Dataset rows:
↓↓↓

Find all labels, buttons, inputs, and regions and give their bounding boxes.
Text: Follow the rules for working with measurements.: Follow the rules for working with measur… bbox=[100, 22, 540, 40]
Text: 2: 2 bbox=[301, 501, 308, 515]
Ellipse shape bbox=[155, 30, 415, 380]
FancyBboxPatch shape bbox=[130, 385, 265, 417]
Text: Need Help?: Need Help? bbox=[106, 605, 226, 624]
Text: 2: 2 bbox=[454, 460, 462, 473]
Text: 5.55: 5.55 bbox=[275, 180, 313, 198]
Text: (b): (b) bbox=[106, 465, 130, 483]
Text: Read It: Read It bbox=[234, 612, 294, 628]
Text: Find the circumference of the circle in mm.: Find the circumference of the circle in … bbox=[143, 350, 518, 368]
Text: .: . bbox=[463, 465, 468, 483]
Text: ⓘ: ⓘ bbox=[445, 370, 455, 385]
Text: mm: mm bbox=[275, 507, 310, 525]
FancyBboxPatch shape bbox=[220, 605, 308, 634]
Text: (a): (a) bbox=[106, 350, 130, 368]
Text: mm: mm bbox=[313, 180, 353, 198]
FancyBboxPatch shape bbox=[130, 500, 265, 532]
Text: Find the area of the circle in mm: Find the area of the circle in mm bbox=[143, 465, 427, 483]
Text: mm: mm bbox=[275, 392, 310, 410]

↑↑↑

**GIVEN TASK**
Revise the entries above by replacing every occurrence of "circle" with "disk", and leave all other text unchanged.

**EXPECTED ANSWER**
Find all labels, buttons, inputs, and regions and give their bounding boxes.
Text: Follow the rules for working with measurements.: Follow the rules for working with measur… bbox=[100, 22, 540, 40]
Text: 2: 2 bbox=[301, 501, 308, 515]
Ellipse shape bbox=[155, 30, 415, 380]
FancyBboxPatch shape bbox=[130, 385, 265, 417]
Text: Need Help?: Need Help? bbox=[106, 605, 226, 624]
Text: 2: 2 bbox=[454, 460, 462, 473]
Text: 5.55: 5.55 bbox=[275, 180, 313, 198]
Text: (b): (b) bbox=[106, 465, 130, 483]
Text: Read It: Read It bbox=[234, 612, 294, 628]
Text: Find the circumference of the disk in mm.: Find the circumference of the disk in … bbox=[143, 350, 518, 368]
Text: .: . bbox=[463, 465, 468, 483]
Text: ⓘ: ⓘ bbox=[445, 370, 455, 385]
Text: mm: mm bbox=[275, 507, 310, 525]
FancyBboxPatch shape bbox=[220, 605, 308, 634]
Text: (a): (a) bbox=[106, 350, 130, 368]
Text: mm: mm bbox=[313, 180, 353, 198]
FancyBboxPatch shape bbox=[130, 500, 265, 532]
Text: Find the area of the disk in mm: Find the area of the disk in mm bbox=[143, 465, 427, 483]
Text: mm: mm bbox=[275, 392, 310, 410]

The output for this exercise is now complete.